**Exercise prompt**
Reproduce exactly the lines from the one containing "Decode this image" through the end of the entries, including both. Drop the pictures.

**Task inputs**
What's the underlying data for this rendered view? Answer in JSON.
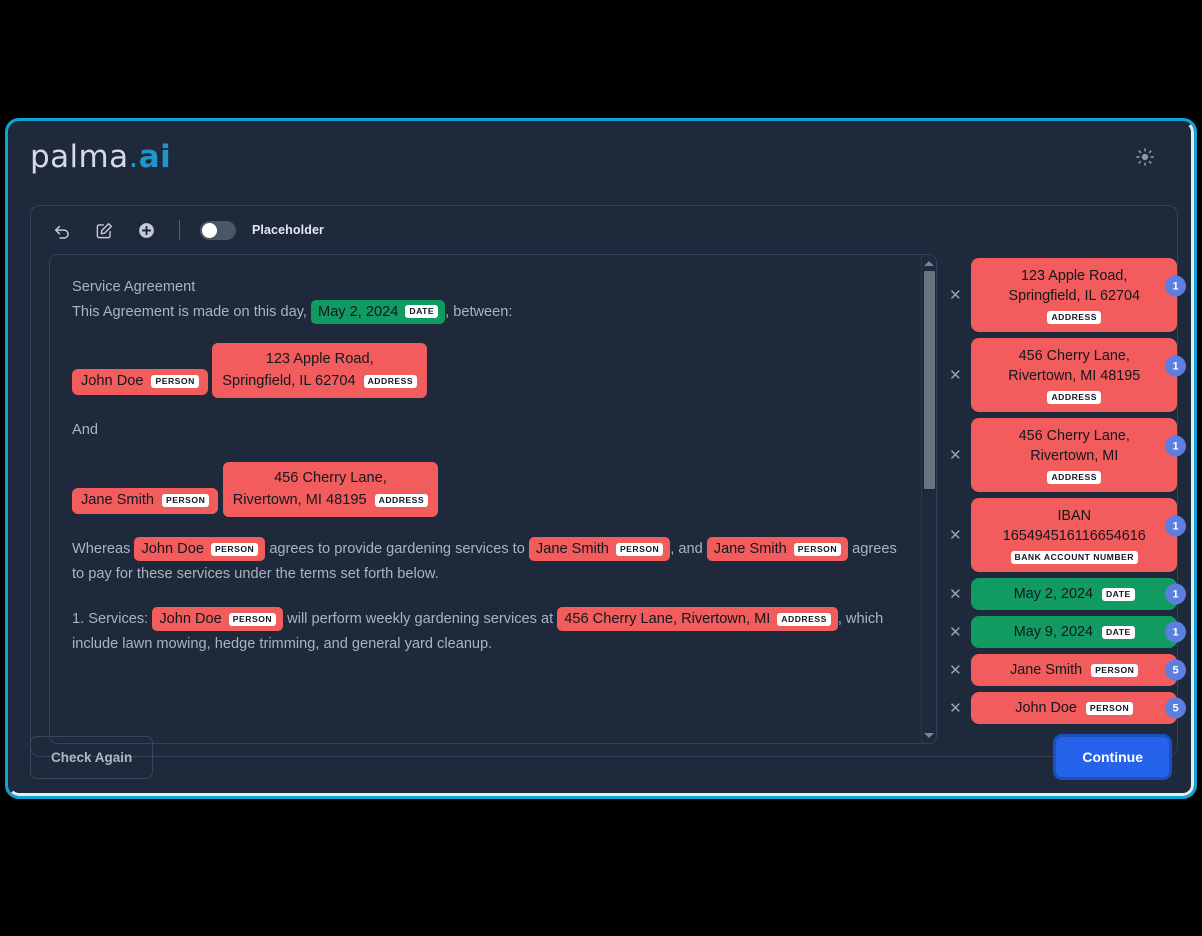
{
  "brand": {
    "name": "palma",
    "dot": ".",
    "suffix": "ai"
  },
  "header": {
    "theme_icon": "sun-icon"
  },
  "toolbar": {
    "undo_icon": "undo-arrow-icon",
    "edit_icon": "edit-square-icon",
    "add_icon": "plus-circle-icon",
    "toggle_state": "on",
    "placeholder_label": "Placeholder"
  },
  "document": {
    "title": "Service Agreement",
    "intro_prefix": "This Agreement is made on this day,",
    "intro_date": "May 2, 2024",
    "intro_date_tag": "DATE",
    "intro_suffix": ", between:",
    "party_one": {
      "name": "John Doe",
      "name_tag": "PERSON",
      "address_line1": "123 Apple Road,",
      "address_line2": "Springfield, IL 62704",
      "address_tag": "ADDRESS"
    },
    "connector": "And",
    "party_two": {
      "name": "Jane Smith",
      "name_tag": "PERSON",
      "address_line1": "456 Cherry Lane,",
      "address_line2": "Rivertown, MI 48195",
      "address_tag": "ADDRESS"
    },
    "whereas": {
      "p1": "Whereas",
      "e1": "John Doe",
      "e1_tag": "PERSON",
      "p2": "agrees to provide gardening services to",
      "e2": "Jane Smith",
      "e2_tag": "PERSON",
      "p3": ", and",
      "e3": "Jane Smith",
      "e3_tag": "PERSON",
      "p4": "agrees to pay for these services under the terms set forth below."
    },
    "services": {
      "p1": "1. Services:",
      "e1": "John Doe",
      "e1_tag": "PERSON",
      "p2": "will perform weekly gardening services at",
      "e2": "456 Cherry Lane, Rivertown, MI",
      "e2_tag": "ADDRESS",
      "p3": ", which include lawn mowing, hedge trimming, and general yard cleanup."
    }
  },
  "scrollbar": {
    "up_icon": "scroll-up-arrow-icon",
    "down_icon": "scroll-down-arrow-icon"
  },
  "entities": [
    {
      "text": "123 Apple Road,\nSpringfield, IL 62704",
      "tag": "ADDRESS",
      "count": "1",
      "color": "red",
      "layout": "stacked",
      "remove_icon": "close-icon"
    },
    {
      "text": "456 Cherry Lane,\nRivertown, MI 48195",
      "tag": "ADDRESS",
      "count": "1",
      "color": "red",
      "layout": "stacked",
      "remove_icon": "close-icon"
    },
    {
      "text": "456 Cherry Lane,\nRivertown, MI",
      "tag": "ADDRESS",
      "count": "1",
      "color": "red",
      "layout": "stacked",
      "remove_icon": "close-icon"
    },
    {
      "text": "IBAN\n165494516116654616",
      "tag": "BANK ACCOUNT NUMBER",
      "count": "1",
      "color": "red",
      "layout": "stacked",
      "remove_icon": "close-icon"
    },
    {
      "text": "May 2, 2024",
      "tag": "DATE",
      "count": "1",
      "color": "green",
      "layout": "compact",
      "remove_icon": "close-icon"
    },
    {
      "text": "May 9, 2024",
      "tag": "DATE",
      "count": "1",
      "color": "green",
      "layout": "compact",
      "remove_icon": "close-icon"
    },
    {
      "text": "Jane Smith",
      "tag": "PERSON",
      "count": "5",
      "color": "red",
      "layout": "compact",
      "remove_icon": "close-icon"
    },
    {
      "text": "John Doe",
      "tag": "PERSON",
      "count": "5",
      "color": "red",
      "layout": "compact",
      "remove_icon": "close-icon"
    }
  ],
  "footer": {
    "check_again_label": "Check Again",
    "continue_label": "Continue"
  },
  "colors": {
    "accent_border": "#0ea5d4",
    "brand_blue": "#2196c9",
    "entity_red": "#f25c5c",
    "entity_green": "#119b63",
    "count_badge": "#5b7fe0",
    "primary_button": "#2563eb",
    "window_bg": "#1e293b",
    "page_bg": "#000000"
  }
}
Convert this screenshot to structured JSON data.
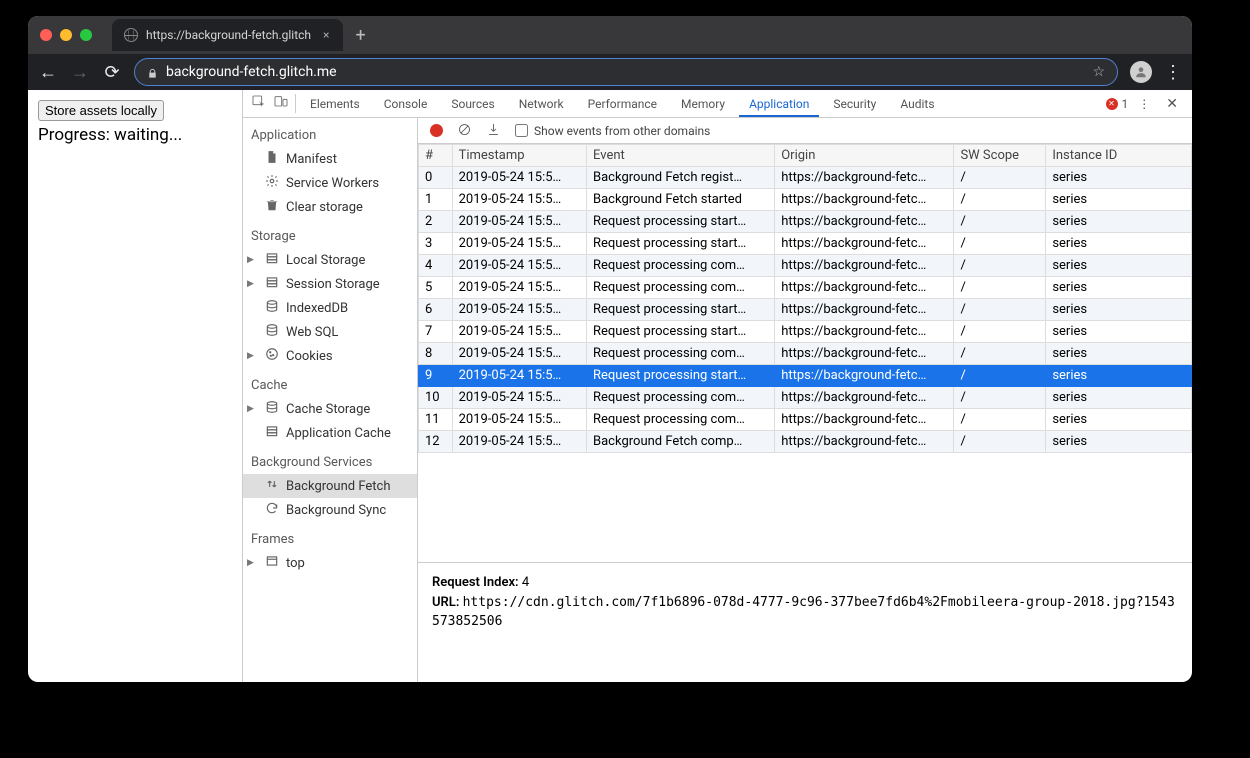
{
  "browser": {
    "tab_title": "https://background-fetch.glitch",
    "url_display": "background-fetch.glitch.me"
  },
  "page": {
    "button": "Store assets locally",
    "progress": "Progress: waiting..."
  },
  "devtools": {
    "tabs": [
      "Elements",
      "Console",
      "Sources",
      "Network",
      "Performance",
      "Memory",
      "Application",
      "Security",
      "Audits"
    ],
    "active_tab": "Application",
    "error_count": "1",
    "sidebar": {
      "sections": [
        {
          "title": "Application",
          "items": [
            {
              "label": "Manifest",
              "icon": "file"
            },
            {
              "label": "Service Workers",
              "icon": "gear"
            },
            {
              "label": "Clear storage",
              "icon": "trash"
            }
          ]
        },
        {
          "title": "Storage",
          "items": [
            {
              "label": "Local Storage",
              "icon": "db",
              "expandable": true
            },
            {
              "label": "Session Storage",
              "icon": "db",
              "expandable": true
            },
            {
              "label": "IndexedDB",
              "icon": "stack"
            },
            {
              "label": "Web SQL",
              "icon": "stack"
            },
            {
              "label": "Cookies",
              "icon": "cookie",
              "expandable": true
            }
          ]
        },
        {
          "title": "Cache",
          "items": [
            {
              "label": "Cache Storage",
              "icon": "stack",
              "expandable": true
            },
            {
              "label": "Application Cache",
              "icon": "db"
            }
          ]
        },
        {
          "title": "Background Services",
          "items": [
            {
              "label": "Background Fetch",
              "icon": "updown",
              "selected": true
            },
            {
              "label": "Background Sync",
              "icon": "sync"
            }
          ]
        },
        {
          "title": "Frames",
          "items": [
            {
              "label": "top",
              "icon": "frame",
              "expandable": true
            }
          ]
        }
      ]
    },
    "actionbar": {
      "show_other_label": "Show events from other domains"
    },
    "table": {
      "columns": [
        "#",
        "Timestamp",
        "Event",
        "Origin",
        "SW Scope",
        "Instance ID"
      ],
      "rows": [
        {
          "n": "0",
          "ts": "2019-05-24 15:5…",
          "ev": "Background Fetch regist…",
          "or": "https://background-fetc…",
          "sw": "/",
          "iid": "series"
        },
        {
          "n": "1",
          "ts": "2019-05-24 15:5…",
          "ev": "Background Fetch started",
          "or": "https://background-fetc…",
          "sw": "/",
          "iid": "series"
        },
        {
          "n": "2",
          "ts": "2019-05-24 15:5…",
          "ev": "Request processing start…",
          "or": "https://background-fetc…",
          "sw": "/",
          "iid": "series"
        },
        {
          "n": "3",
          "ts": "2019-05-24 15:5…",
          "ev": "Request processing start…",
          "or": "https://background-fetc…",
          "sw": "/",
          "iid": "series"
        },
        {
          "n": "4",
          "ts": "2019-05-24 15:5…",
          "ev": "Request processing com…",
          "or": "https://background-fetc…",
          "sw": "/",
          "iid": "series"
        },
        {
          "n": "5",
          "ts": "2019-05-24 15:5…",
          "ev": "Request processing com…",
          "or": "https://background-fetc…",
          "sw": "/",
          "iid": "series"
        },
        {
          "n": "6",
          "ts": "2019-05-24 15:5…",
          "ev": "Request processing start…",
          "or": "https://background-fetc…",
          "sw": "/",
          "iid": "series"
        },
        {
          "n": "7",
          "ts": "2019-05-24 15:5…",
          "ev": "Request processing start…",
          "or": "https://background-fetc…",
          "sw": "/",
          "iid": "series"
        },
        {
          "n": "8",
          "ts": "2019-05-24 15:5…",
          "ev": "Request processing com…",
          "or": "https://background-fetc…",
          "sw": "/",
          "iid": "series"
        },
        {
          "n": "9",
          "ts": "2019-05-24 15:5…",
          "ev": "Request processing start…",
          "or": "https://background-fetc…",
          "sw": "/",
          "iid": "series",
          "selected": true
        },
        {
          "n": "10",
          "ts": "2019-05-24 15:5…",
          "ev": "Request processing com…",
          "or": "https://background-fetc…",
          "sw": "/",
          "iid": "series"
        },
        {
          "n": "11",
          "ts": "2019-05-24 15:5…",
          "ev": "Request processing com…",
          "or": "https://background-fetc…",
          "sw": "/",
          "iid": "series"
        },
        {
          "n": "12",
          "ts": "2019-05-24 15:5…",
          "ev": "Background Fetch comp…",
          "or": "https://background-fetc…",
          "sw": "/",
          "iid": "series"
        }
      ]
    },
    "detail": {
      "request_index_label": "Request Index:",
      "request_index": "4",
      "url_label": "URL:",
      "url": "https://cdn.glitch.com/7f1b6896-078d-4777-9c96-377bee7fd6b4%2Fmobileera-group-2018.jpg?1543573852506"
    }
  }
}
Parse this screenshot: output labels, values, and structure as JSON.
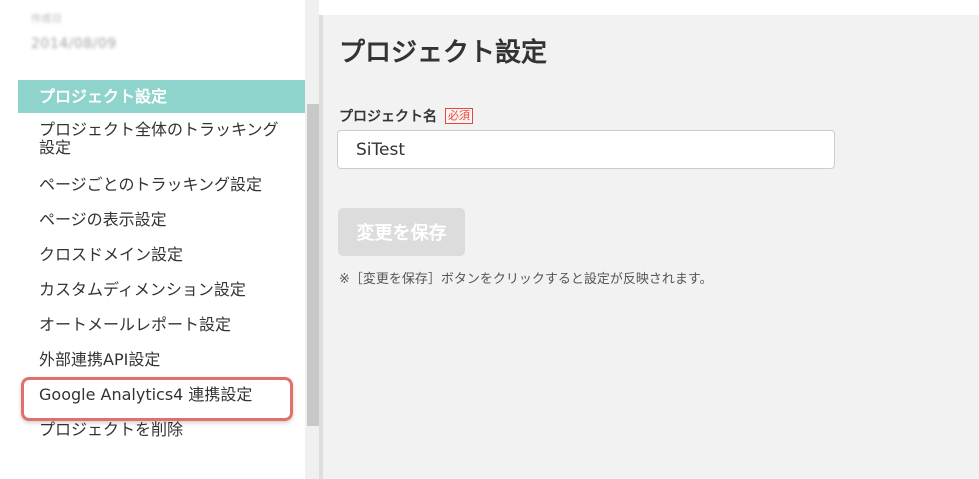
{
  "sidebar": {
    "meta_label": "作成日",
    "meta_date": "2014/08/09",
    "items": [
      {
        "label": "プロジェクト設定"
      },
      {
        "label": "プロジェクト全体のトラッキング設定"
      },
      {
        "label": "ページごとのトラッキング設定"
      },
      {
        "label": "ページの表示設定"
      },
      {
        "label": "クロスドメイン設定"
      },
      {
        "label": "カスタムディメンション設定"
      },
      {
        "label": "オートメールレポート設定"
      },
      {
        "label": "外部連携API設定"
      },
      {
        "label": "Google Analytics4 連携設定"
      },
      {
        "label": "プロジェクトを削除"
      }
    ]
  },
  "main": {
    "title": "プロジェクト設定",
    "field_label": "プロジェクト名",
    "required_badge": "必須",
    "project_name_value": "SiTest",
    "save_label": "変更を保存",
    "note": "※［変更を保存］ボタンをクリックすると設定が反映されます。"
  },
  "colors": {
    "active_nav_bg": "#8fd4cc",
    "highlight_ring": "#e07168",
    "required": "#e0483e",
    "disabled_button": "#dcdcdc"
  }
}
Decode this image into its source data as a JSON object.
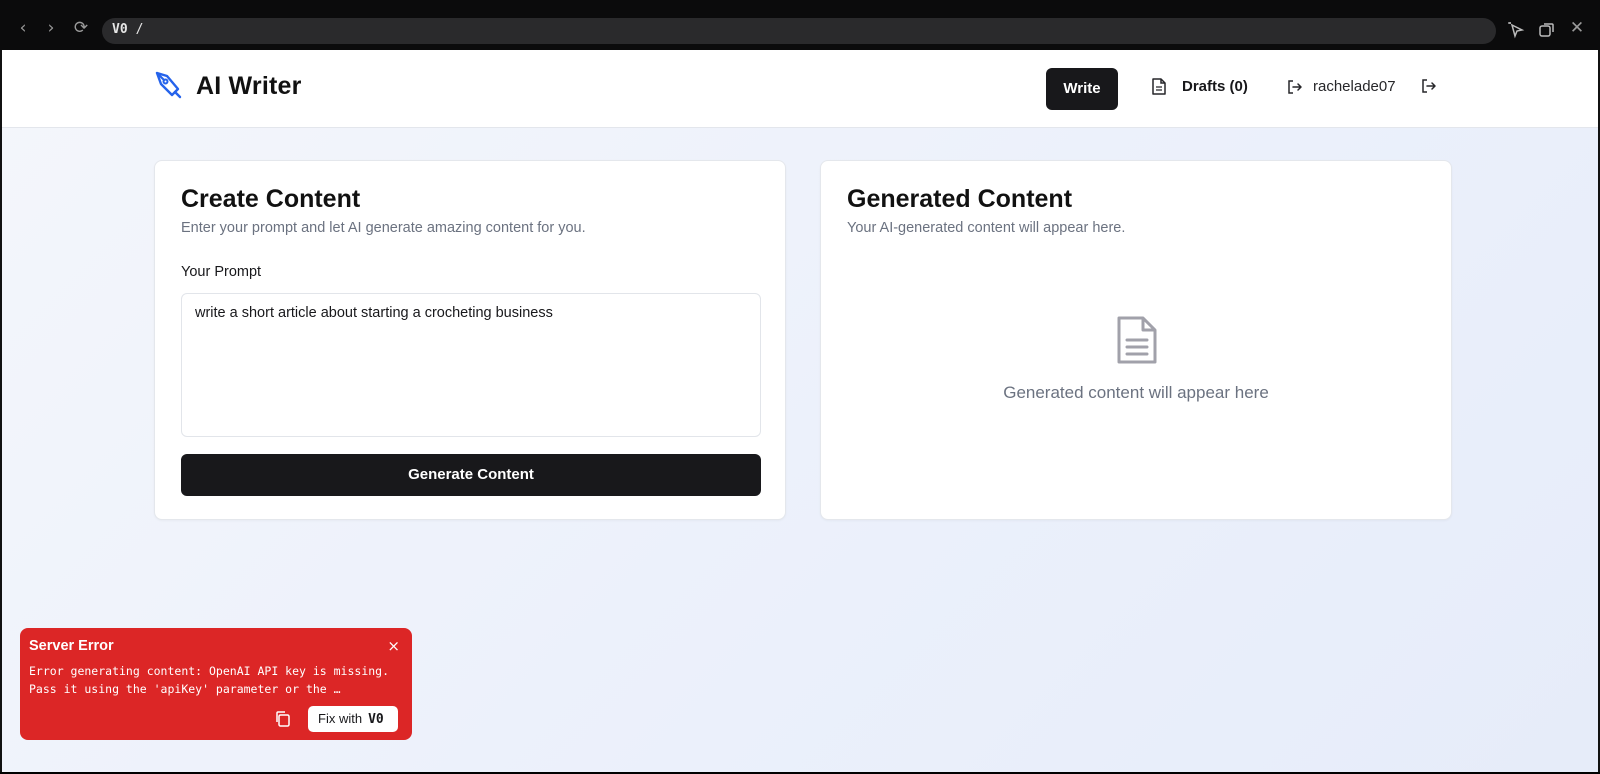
{
  "browser": {
    "url_logo": "V0",
    "url_path": "/",
    "back_glyph": "‹",
    "forward_glyph": "›",
    "reload_glyph": "⟳",
    "close_glyph": "✕"
  },
  "app": {
    "name": "AI Writer",
    "nav": {
      "write_label": "Write",
      "drafts_label": "Drafts (0)",
      "username": "rachelade07"
    }
  },
  "create": {
    "title": "Create Content",
    "description": "Enter your prompt and let AI generate amazing content for you.",
    "prompt_label": "Your Prompt",
    "prompt_value": "write a short article about starting a crocheting business",
    "generate_label": "Generate Content"
  },
  "generated": {
    "title": "Generated Content",
    "description": "Your AI-generated content will appear here.",
    "empty_text": "Generated content will appear here"
  },
  "error_toast": {
    "title": "Server Error",
    "close_glyph": "×",
    "message": "Error generating content: OpenAI API key is missing. Pass it using the 'apiKey' parameter or the …",
    "fix_label": "Fix with",
    "fix_logo": "V0"
  },
  "colors": {
    "brand_icon": "#2563eb",
    "primary_button": "#18181b",
    "error": "#dc2626"
  },
  "icons": [
    "pen-tool-icon",
    "document-icon",
    "login-icon",
    "logout-icon",
    "copy-icon"
  ]
}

**The answer**
Decode this image into its source data as a JSON object.
{
  "browser": {
    "url_logo": "V0",
    "url_path": "/",
    "back_glyph": "‹",
    "forward_glyph": "›",
    "reload_glyph": "⟳",
    "close_glyph": "✕"
  },
  "app": {
    "name": "AI Writer",
    "nav": {
      "write_label": "Write",
      "drafts_label": "Drafts (0)",
      "username": "rachelade07"
    }
  },
  "create": {
    "title": "Create Content",
    "description": "Enter your prompt and let AI generate amazing content for you.",
    "prompt_label": "Your Prompt",
    "prompt_value": "write a short article about starting a crocheting business",
    "generate_label": "Generate Content"
  },
  "generated": {
    "title": "Generated Content",
    "description": "Your AI-generated content will appear here.",
    "empty_text": "Generated content will appear here"
  },
  "error_toast": {
    "title": "Server Error",
    "close_glyph": "×",
    "message": "Error generating content: OpenAI API key is missing. Pass it using the 'apiKey' parameter or the …",
    "fix_label": "Fix with",
    "fix_logo": "V0"
  },
  "colors": {
    "brand_icon": "#2563eb",
    "primary_button": "#18181b",
    "error": "#dc2626"
  },
  "icons": [
    "pen-tool-icon",
    "document-icon",
    "login-icon",
    "logout-icon",
    "copy-icon"
  ]
}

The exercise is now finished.